Problem details: Filter the entries below, keeping only lines with the word "Output".

####

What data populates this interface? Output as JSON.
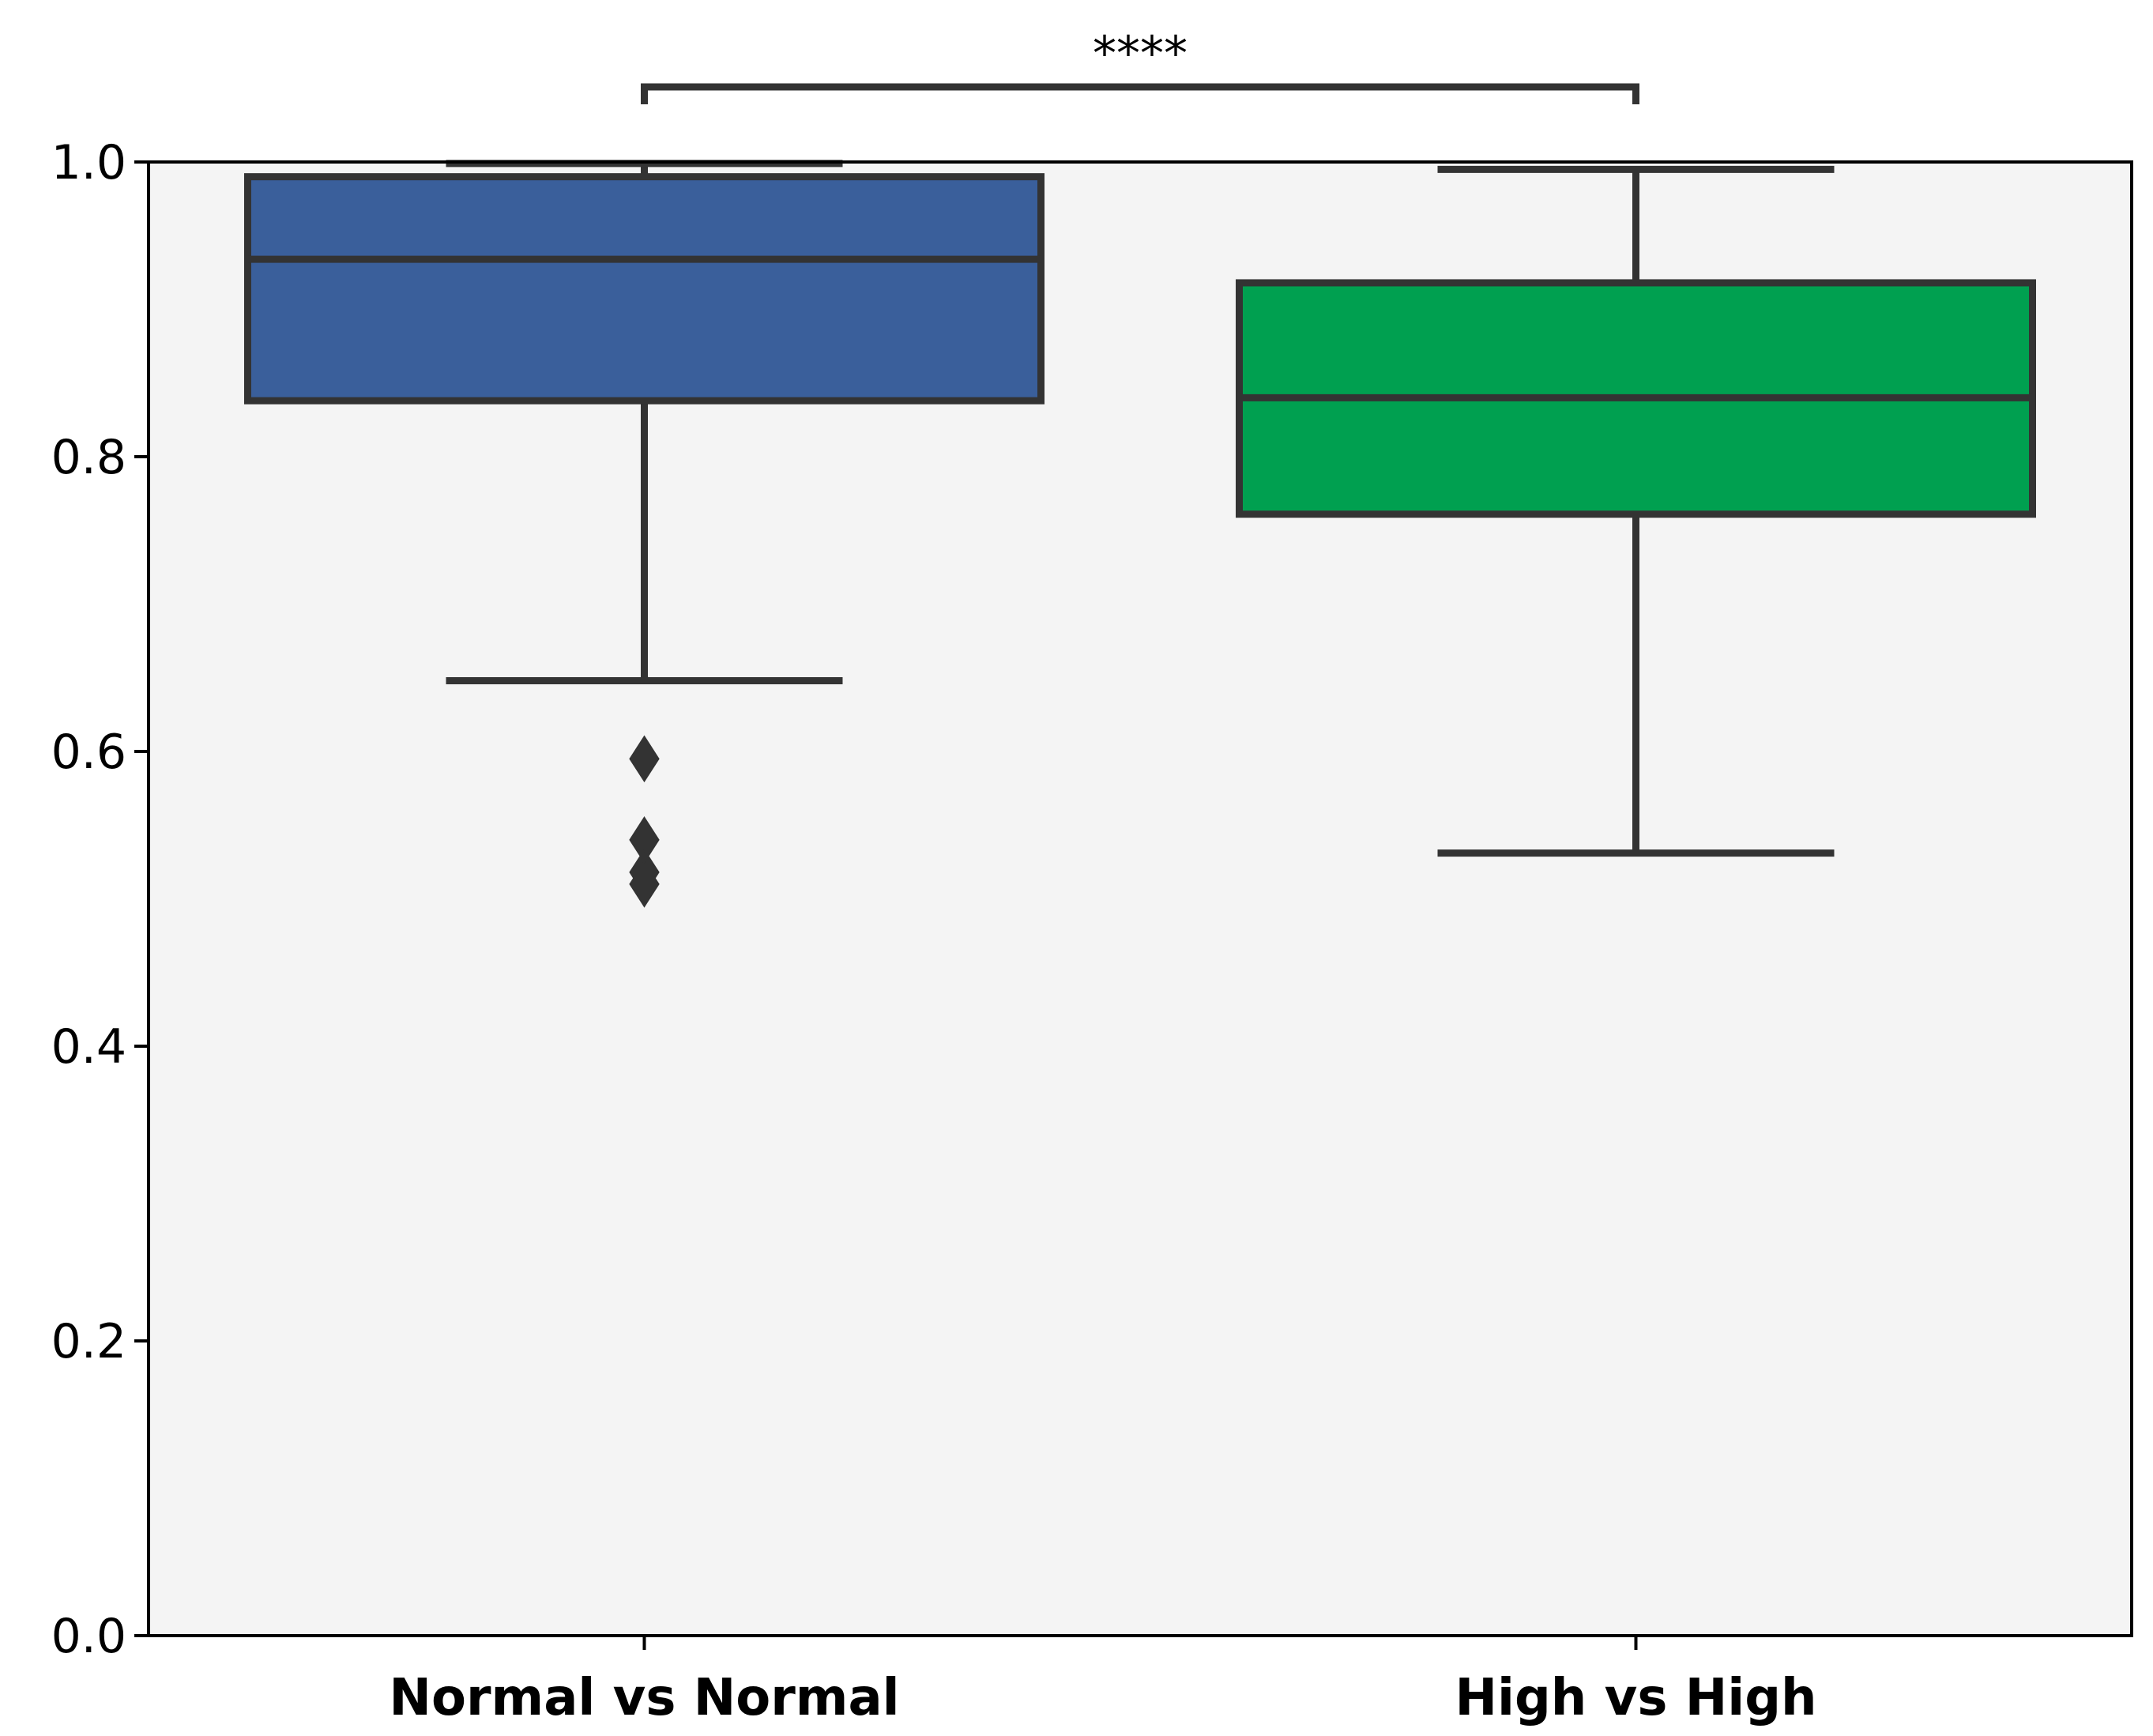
{
  "chart_data": {
    "type": "box",
    "categories": [
      "Normal vs Normal",
      "High vs High"
    ],
    "boxes": [
      {
        "category": "Normal vs Normal",
        "whisker_low": 0.648,
        "q1": 0.838,
        "median": 0.934,
        "q3": 0.99,
        "whisker_high": 0.999,
        "outliers": [
          0.595,
          0.54,
          0.518,
          0.51
        ],
        "color": "#3A5F9B"
      },
      {
        "category": "High vs High",
        "whisker_low": 0.531,
        "q1": 0.761,
        "median": 0.84,
        "q3": 0.918,
        "whisker_high": 0.995,
        "outliers": [],
        "color": "#00A050"
      }
    ],
    "ylim": [
      0.0,
      1.0
    ],
    "yticks": [
      "0.0",
      "0.2",
      "0.4",
      "0.6",
      "0.8",
      "1.0"
    ],
    "significance": {
      "label": "****",
      "between": [
        "Normal vs Normal",
        "High vs High"
      ]
    },
    "plot_background": "#F4F4F4",
    "line_color": "#333333",
    "grid": false
  }
}
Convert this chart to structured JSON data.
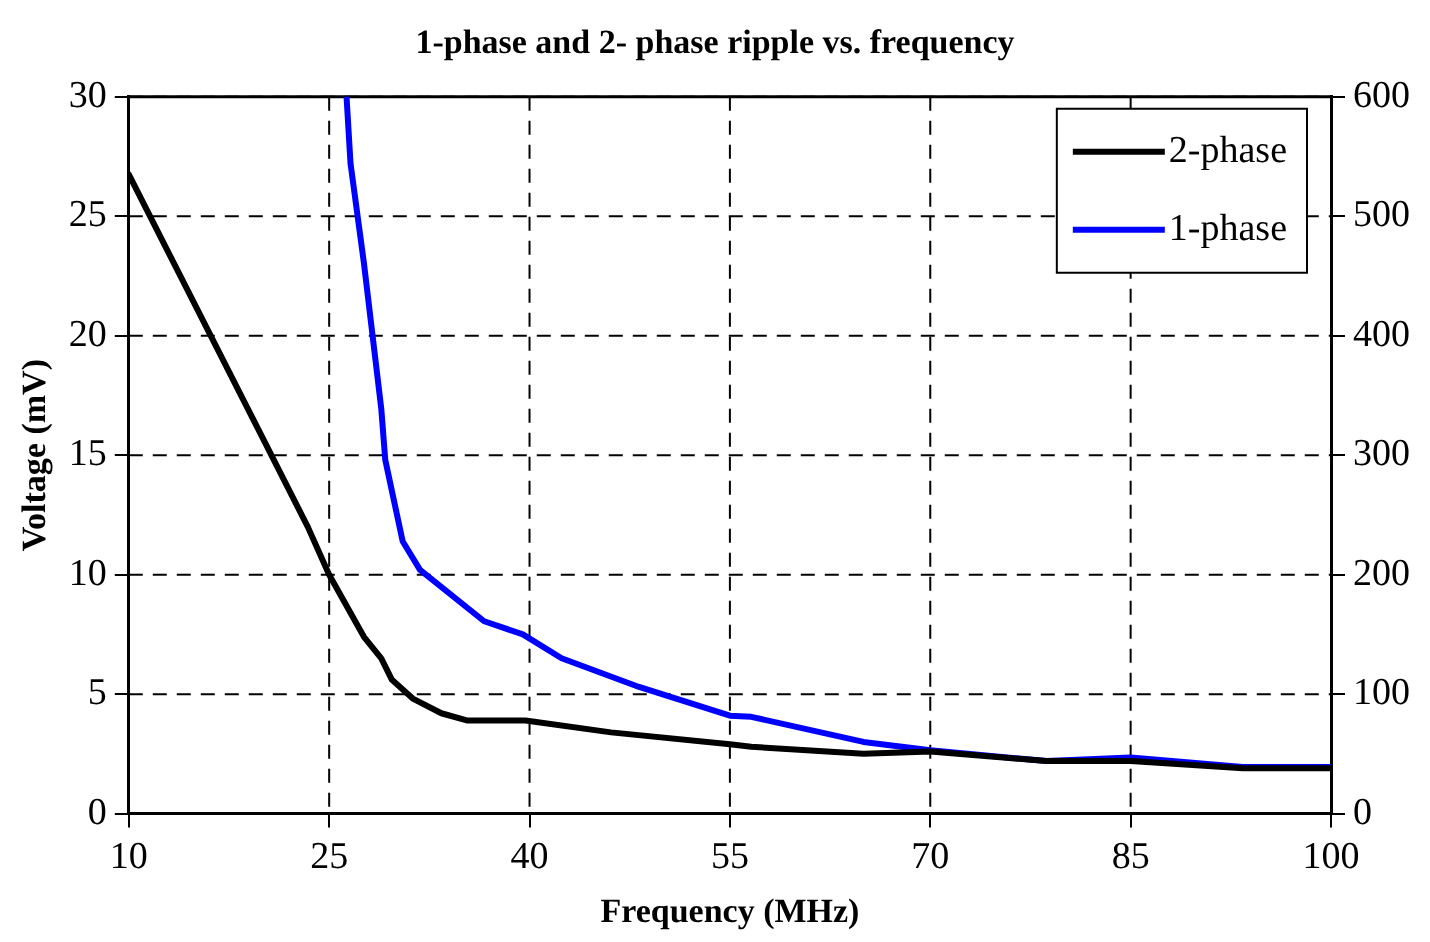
{
  "chart_data": {
    "type": "line",
    "title": "1-phase and 2- phase ripple vs. frequency",
    "xlabel": "Frequency (MHz)",
    "ylabel": "Voltage (mV)",
    "xlim": [
      10,
      100
    ],
    "xticks": [
      10,
      25,
      40,
      55,
      70,
      85,
      100
    ],
    "ylim": [
      0,
      30
    ],
    "yticks": [
      0,
      5,
      10,
      15,
      20,
      25,
      30
    ],
    "y2lim": [
      0,
      600
    ],
    "y2ticks": [
      0,
      100,
      200,
      300,
      400,
      500,
      600
    ],
    "grid": true,
    "legend": "top right",
    "line_style": "solid",
    "marker": "none",
    "series": [
      {
        "name": "2-phase",
        "color": "#000000",
        "x": [
          10,
          23.4,
          25,
          27.6,
          28.9,
          29.7,
          31.3,
          33.4,
          35.3,
          39.7,
          46.1,
          55,
          56.6,
          65,
          70,
          78.7,
          85,
          93.4,
          100
        ],
        "values": [
          26.75,
          12.0,
          10.0,
          7.4,
          6.5,
          5.6,
          4.8,
          4.2,
          3.9,
          3.9,
          3.4,
          2.9,
          2.8,
          2.5,
          2.6,
          2.2,
          2.2,
          1.9,
          1.9
        ]
      },
      {
        "name": "1-phase",
        "color": "#0000ff",
        "axis": "y2",
        "x": [
          26.3,
          26.6,
          27.6,
          28.9,
          29.2,
          30.5,
          31.8,
          36.6,
          39.5,
          42.4,
          48.2,
          55,
          56.6,
          65,
          70,
          78.7,
          85,
          93.4,
          100
        ],
        "values": [
          600,
          544,
          461,
          339,
          296,
          228,
          204,
          161,
          150,
          130,
          106,
          82,
          81,
          60,
          53,
          44,
          47,
          39,
          39
        ]
      }
    ]
  }
}
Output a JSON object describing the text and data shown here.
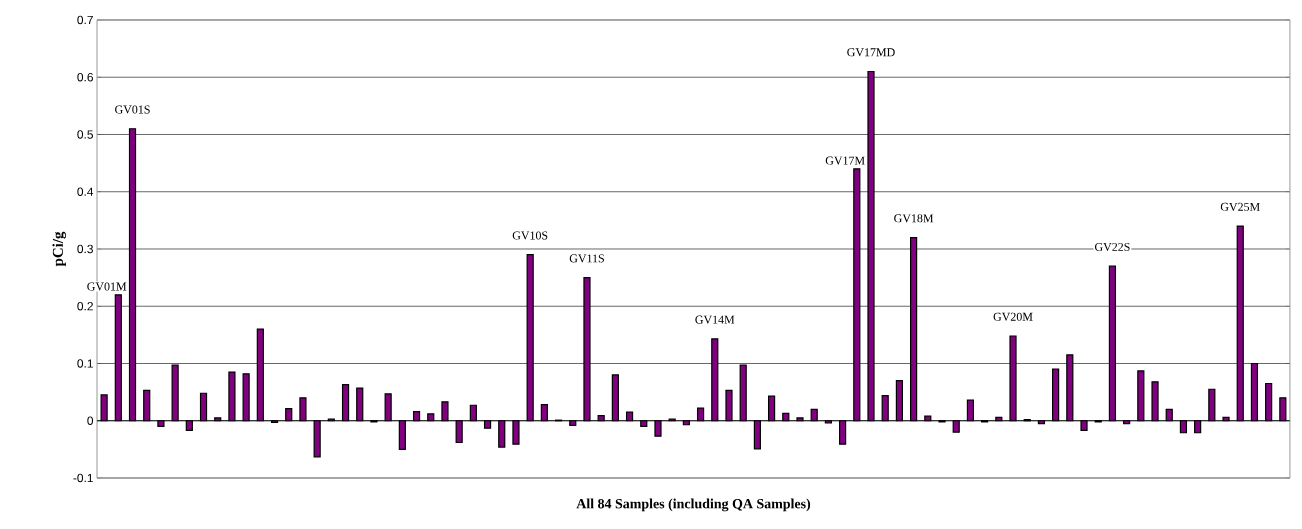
{
  "chart_data": {
    "type": "bar",
    "xlabel": "All 84 Samples (including QA Samples)",
    "ylabel": "pCi/g",
    "categories": [
      null,
      null,
      null,
      null,
      null,
      null,
      null,
      null,
      null,
      null,
      null,
      null,
      null,
      null,
      null,
      null,
      null,
      null,
      null,
      null,
      null,
      null,
      null,
      null,
      null,
      null,
      null,
      null,
      null,
      null,
      null,
      null,
      null,
      null,
      null,
      null,
      null,
      null,
      null,
      null,
      null,
      null,
      null,
      null,
      null,
      null,
      null,
      null,
      null,
      null,
      null,
      null,
      null,
      null,
      null,
      null,
      null,
      null,
      null,
      null,
      null,
      null,
      null,
      null,
      null,
      null,
      null,
      null,
      null,
      null,
      null,
      null,
      null,
      null,
      null,
      null,
      null,
      null,
      null,
      null,
      null,
      null,
      null,
      null
    ],
    "values": [
      0.045,
      0.22,
      0.51,
      0.053,
      -0.01,
      0.097,
      -0.017,
      0.048,
      0.005,
      0.085,
      0.082,
      0.16,
      -0.003,
      0.021,
      0.04,
      -0.063,
      0.003,
      0.063,
      0.057,
      -0.002,
      0.047,
      -0.05,
      0.016,
      0.012,
      0.033,
      -0.038,
      0.027,
      -0.013,
      -0.046,
      -0.041,
      0.29,
      0.028,
      0.001,
      -0.008,
      0.25,
      0.009,
      0.08,
      0.015,
      -0.01,
      -0.027,
      0.003,
      -0.007,
      0.022,
      0.143,
      0.053,
      0.097,
      -0.049,
      0.043,
      0.013,
      0.005,
      0.02,
      -0.004,
      -0.041,
      0.44,
      0.61,
      0.044,
      0.07,
      0.32,
      0.008,
      -0.002,
      -0.02,
      0.036,
      -0.002,
      0.006,
      0.148,
      0.002,
      -0.005,
      0.09,
      0.115,
      -0.017,
      -0.002,
      0.27,
      -0.005,
      0.087,
      0.068,
      0.02,
      -0.021,
      -0.021,
      0.055,
      0.006,
      0.34,
      0.1,
      0.065,
      0.04
    ],
    "color": "#800080",
    "ylim": [
      -0.1,
      0.7
    ],
    "yticks": [
      -0.1,
      0,
      0.1,
      0.2,
      0.3,
      0.4,
      0.5,
      0.6,
      0.7
    ],
    "grid": "y",
    "value_labels": [
      null,
      "GV01M",
      "GV01S",
      null,
      null,
      null,
      null,
      null,
      null,
      null,
      null,
      null,
      null,
      null,
      null,
      null,
      null,
      null,
      null,
      null,
      null,
      null,
      null,
      null,
      null,
      null,
      null,
      null,
      null,
      null,
      "GV10S",
      null,
      null,
      null,
      "GV11S",
      null,
      null,
      null,
      null,
      null,
      null,
      null,
      null,
      "GV14M",
      null,
      null,
      null,
      null,
      null,
      null,
      null,
      null,
      null,
      "GV17M",
      "GV17MD",
      null,
      null,
      "GV18M",
      null,
      null,
      null,
      null,
      null,
      null,
      "GV20M",
      null,
      null,
      null,
      null,
      null,
      null,
      "GV22S",
      null,
      null,
      null,
      null,
      null,
      null,
      null,
      null,
      "GV25M",
      null,
      null,
      null
    ]
  }
}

####

Response to this exercise:
What data populates this interface? Output as JSON.
Output a JSON object describing the text and data shown here.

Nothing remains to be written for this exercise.